* Goal of the exercise *
Everything in the listing should be restated word for word.

* Source material *
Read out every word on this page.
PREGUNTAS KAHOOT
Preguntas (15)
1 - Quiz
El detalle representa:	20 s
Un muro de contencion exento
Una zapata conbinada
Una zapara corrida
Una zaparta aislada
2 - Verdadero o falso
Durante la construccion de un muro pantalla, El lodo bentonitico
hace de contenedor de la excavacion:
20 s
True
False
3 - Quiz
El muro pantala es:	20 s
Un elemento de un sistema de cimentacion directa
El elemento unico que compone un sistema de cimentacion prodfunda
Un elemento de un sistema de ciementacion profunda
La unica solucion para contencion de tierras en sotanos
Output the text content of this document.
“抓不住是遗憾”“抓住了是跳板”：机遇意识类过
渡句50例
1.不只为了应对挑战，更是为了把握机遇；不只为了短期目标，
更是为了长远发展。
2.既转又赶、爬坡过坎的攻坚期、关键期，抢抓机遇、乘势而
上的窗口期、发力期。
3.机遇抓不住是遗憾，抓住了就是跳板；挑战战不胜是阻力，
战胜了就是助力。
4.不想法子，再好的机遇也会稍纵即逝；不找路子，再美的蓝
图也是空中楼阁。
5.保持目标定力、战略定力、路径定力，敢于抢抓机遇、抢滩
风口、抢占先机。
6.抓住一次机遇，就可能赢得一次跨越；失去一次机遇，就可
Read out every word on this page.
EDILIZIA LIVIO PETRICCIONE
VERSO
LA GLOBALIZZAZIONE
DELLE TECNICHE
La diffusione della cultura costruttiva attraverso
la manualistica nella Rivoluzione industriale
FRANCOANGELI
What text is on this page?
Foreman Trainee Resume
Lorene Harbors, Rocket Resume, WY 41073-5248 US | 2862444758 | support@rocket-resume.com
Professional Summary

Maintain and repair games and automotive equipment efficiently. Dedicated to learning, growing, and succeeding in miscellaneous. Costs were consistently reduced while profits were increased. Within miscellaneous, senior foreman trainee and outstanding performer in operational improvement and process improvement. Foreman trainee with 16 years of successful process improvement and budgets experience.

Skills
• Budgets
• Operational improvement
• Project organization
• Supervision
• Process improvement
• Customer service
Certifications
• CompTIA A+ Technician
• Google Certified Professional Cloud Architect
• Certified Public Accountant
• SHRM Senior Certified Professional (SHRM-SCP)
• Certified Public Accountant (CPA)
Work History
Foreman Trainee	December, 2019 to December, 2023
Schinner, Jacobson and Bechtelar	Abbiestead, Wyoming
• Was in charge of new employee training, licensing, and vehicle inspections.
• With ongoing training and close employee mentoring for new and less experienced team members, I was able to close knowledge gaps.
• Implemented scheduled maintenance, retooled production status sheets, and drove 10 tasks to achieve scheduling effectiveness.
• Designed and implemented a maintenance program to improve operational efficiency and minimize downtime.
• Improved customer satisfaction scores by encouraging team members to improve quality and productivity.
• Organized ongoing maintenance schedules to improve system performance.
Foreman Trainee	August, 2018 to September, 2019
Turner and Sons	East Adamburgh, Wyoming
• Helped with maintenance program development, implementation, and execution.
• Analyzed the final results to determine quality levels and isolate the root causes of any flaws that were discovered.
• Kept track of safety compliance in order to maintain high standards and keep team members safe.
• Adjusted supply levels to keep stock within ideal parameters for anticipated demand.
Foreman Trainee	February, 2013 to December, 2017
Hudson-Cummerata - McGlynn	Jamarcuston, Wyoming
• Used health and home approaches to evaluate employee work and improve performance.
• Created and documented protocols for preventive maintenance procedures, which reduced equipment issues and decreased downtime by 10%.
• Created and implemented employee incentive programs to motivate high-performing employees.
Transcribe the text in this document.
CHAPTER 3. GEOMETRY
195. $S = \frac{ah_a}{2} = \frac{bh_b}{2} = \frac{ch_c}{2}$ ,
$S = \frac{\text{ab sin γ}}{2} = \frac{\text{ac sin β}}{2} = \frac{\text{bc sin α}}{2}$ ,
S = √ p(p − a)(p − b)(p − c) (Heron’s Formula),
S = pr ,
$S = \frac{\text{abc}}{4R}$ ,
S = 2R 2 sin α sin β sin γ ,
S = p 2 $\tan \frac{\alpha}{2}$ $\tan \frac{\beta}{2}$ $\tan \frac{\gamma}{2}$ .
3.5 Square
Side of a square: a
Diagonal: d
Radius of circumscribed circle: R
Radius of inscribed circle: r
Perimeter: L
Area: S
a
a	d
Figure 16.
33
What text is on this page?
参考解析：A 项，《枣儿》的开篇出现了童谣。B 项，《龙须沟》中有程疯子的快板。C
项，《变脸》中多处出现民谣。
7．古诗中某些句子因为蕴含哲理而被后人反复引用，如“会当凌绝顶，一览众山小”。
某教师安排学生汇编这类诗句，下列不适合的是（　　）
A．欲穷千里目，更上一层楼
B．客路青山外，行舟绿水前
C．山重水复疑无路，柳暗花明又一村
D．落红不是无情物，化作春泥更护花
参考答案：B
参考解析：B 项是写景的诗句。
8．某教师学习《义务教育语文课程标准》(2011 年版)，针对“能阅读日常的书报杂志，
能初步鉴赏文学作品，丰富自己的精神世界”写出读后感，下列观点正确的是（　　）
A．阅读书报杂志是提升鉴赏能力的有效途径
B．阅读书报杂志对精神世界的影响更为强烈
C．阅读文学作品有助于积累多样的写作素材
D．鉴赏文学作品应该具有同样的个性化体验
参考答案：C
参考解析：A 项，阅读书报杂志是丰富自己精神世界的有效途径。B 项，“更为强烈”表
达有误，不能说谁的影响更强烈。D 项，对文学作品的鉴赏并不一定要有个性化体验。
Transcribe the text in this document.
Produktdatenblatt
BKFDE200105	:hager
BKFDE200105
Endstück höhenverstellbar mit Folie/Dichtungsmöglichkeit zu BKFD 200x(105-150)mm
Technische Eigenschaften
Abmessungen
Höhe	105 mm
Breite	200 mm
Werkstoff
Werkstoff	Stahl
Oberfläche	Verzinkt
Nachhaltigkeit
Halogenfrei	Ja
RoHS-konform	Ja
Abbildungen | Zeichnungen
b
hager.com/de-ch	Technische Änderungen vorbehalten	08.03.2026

* Exercise output *
Read out every word on this page.
PREGUNTAS KAHOOT
Preguntas (15)
1 - Quiz
El detalle representa:	20 s
Un muro de contencion exento
Una zapata conbinada
Una zapara corrida
Una zaparta aislada
2 - Verdadero o falso
Durante la construccion de un muro pantalla, El lodo bentonitico
hace de contenedor de la excavacion:
20 s
True
False
3 - Quiz
El muro pantala es:	20 s
Un elemento de un sistema de cimentacion directa
El elemento unico que compone un sistema de cimentacion prodfunda
Un elemento de un sistema de ciementacion profunda
La unica solucion para contencion de tierras en sotanos
Output the text content of this document.
“抓不住是遗憾”“抓住了是跳板”：机遇意识类过
渡句50例
1.不只为了应对挑战，更是为了把握机遇；不只为了短期目标，
更是为了长远发展。
2.既转又赶、爬坡过坎的攻坚期、关键期，抢抓机遇、乘势而
上的窗口期、发力期。
3.机遇抓不住是遗憾，抓住了就是跳板；挑战战不胜是阻力，
战胜了就是助力。
4.不想法子，再好的机遇也会稍纵即逝；不找路子，再美的蓝
图也是空中楼阁。
5.保持目标定力、战略定力、路径定力，敢于抢抓机遇、抢滩
风口、抢占先机。
6.抓住一次机遇，就可能赢得一次跨越；失去一次机遇，就可
Read out every word on this page.
EDILIZIA LIVIO PETRICCIONE
VERSO
LA GLOBALIZZAZIONE
DELLE TECNICHE
La diffusione della cultura costruttiva attraverso
la manualistica nella Rivoluzione industriale
FRANCOANGELI
What text is on this page?
Foreman Trainee Resume
Lorene Harbors, Rocket Resume, WY 41073-5248 US | 2862444758 | support@rocket-resume.com
Professional Summary

Maintain and repair games and automotive equipment efficiently. Dedicated to learning, growing, and succeeding in miscellaneous. Costs were consistently reduced while profits were increased. Within miscellaneous, senior foreman trainee and outstanding performer in operational improvement and process improvement. Foreman trainee with 16 years of successful process improvement and budgets experience.

Skills
• Budgets
• Operational improvement
• Project organization
• Supervision
• Process improvement
• Customer service
Certifications
• CompTIA A+ Technician
• Google Certified Professional Cloud Architect
• Certified Public Accountant
• SHRM Senior Certified Professional (SHRM-SCP)
• Certified Public Accountant (CPA)
Work History
Foreman Trainee	December, 2019 to December, 2023
Schinner, Jacobson and Bechtelar	Abbiestead, Wyoming
• Was in charge of new employee training, licensing, and vehicle inspections.
• With ongoing training and close employee mentoring for new and less experienced team members, I was able to close knowledge gaps.
• Implemented scheduled maintenance, retooled production status sheets, and drove 10 tasks to achieve scheduling effectiveness.
• Designed and implemented a maintenance program to improve operational efficiency and minimize downtime.
• Improved customer satisfaction scores by encouraging team members to improve quality and productivity.
• Organized ongoing maintenance schedules to improve system performance.
Foreman Trainee	August, 2018 to September, 2019
Turner and Sons	East Adamburgh, Wyoming
• Helped with maintenance program development, implementation, and execution.
• Analyzed the final results to determine quality levels and isolate the root causes of any flaws that were discovered.
• Kept track of safety compliance in order to maintain high standards and keep team members safe.
• Adjusted supply levels to keep stock within ideal parameters for anticipated demand.
Foreman Trainee	February, 2013 to December, 2017
Hudson-Cummerata - McGlynn	Jamarcuston, Wyoming
• Used health and home approaches to evaluate employee work and improve performance.
• Created and documented protocols for preventive maintenance procedures, which reduced equipment issues and decreased downtime by 10%.
• Created and implemented employee incentive programs to motivate high-performing employees.
Transcribe the text in this document.
CHAPTER 3. GEOMETRY
195. $S = \frac{ah_a}{2} = \frac{bh_b}{2} = \frac{ch_c}{2}$ ,
$S = \frac{\text{ab sin γ}}{2} = \frac{\text{ac sin β}}{2} = \frac{\text{bc sin α}}{2}$ ,
S = √ p(p − a)(p − b)(p − c) (Heron’s Formula),
S = pr ,
$S = \frac{\text{abc}}{4R}$ ,
S = 2R 2 sin α sin β sin γ ,
S = p 2 $\tan \frac{\alpha}{2}$ $\tan \frac{\beta}{2}$ $\tan \frac{\gamma}{2}$ .
3.5 Square
Side of a square: a
Diagonal: d
Radius of circumscribed circle: R
Radius of inscribed circle: r
Perimeter: L
Area: S
a
a	d
Figure 16.
33
What text is on this page?
参考解析：A 项，《枣儿》的开篇出现了童谣。B 项，《龙须沟》中有程疯子的快板。C
项，《变脸》中多处出现民谣。
7．古诗中某些句子因为蕴含哲理而被后人反复引用，如“会当凌绝顶，一览众山小”。
某教师安排学生汇编这类诗句，下列不适合的是（　　）
A．欲穷千里目，更上一层楼
B．客路青山外，行舟绿水前
C．山重水复疑无路，柳暗花明又一村
D．落红不是无情物，化作春泥更护花
参考答案：B
参考解析：B 项是写景的诗句。
8．某教师学习《义务教育语文课程标准》(2011 年版)，针对“能阅读日常的书报杂志，
能初步鉴赏文学作品，丰富自己的精神世界”写出读后感，下列观点正确的是（　　）
A．阅读书报杂志是提升鉴赏能力的有效途径
B．阅读书报杂志对精神世界的影响更为强烈
C．阅读文学作品有助于积累多样的写作素材
D．鉴赏文学作品应该具有同样的个性化体验
参考答案：C
参考解析：A 项，阅读书报杂志是丰富自己精神世界的有效途径。B 项，“更为强烈”表
达有误，不能说谁的影响更强烈。D 项，对文学作品的鉴赏并不一定要有个性化体验。
Transcribe the text in this document.
Produktdatenblatt
BKFDE200105	:hager
BKFDE200105
Endstück höhenverstellbar mit Folie/Dichtungsmöglichkeit zu BKFD 200x(105-150)mm
Technische Eigenschaften
Abmessungen
Höhe	105 mm
Breite	200 mm
Werkstoff
Werkstoff	Stahl
Oberfläche	Verzinkt
Nachhaltigkeit
Halogenfrei	Ja
RoHS-konform	Ja
Abbildungen | Zeichnungen
b
hager.com/de-ch	Technische Änderungen vorbehalten	08.03.2026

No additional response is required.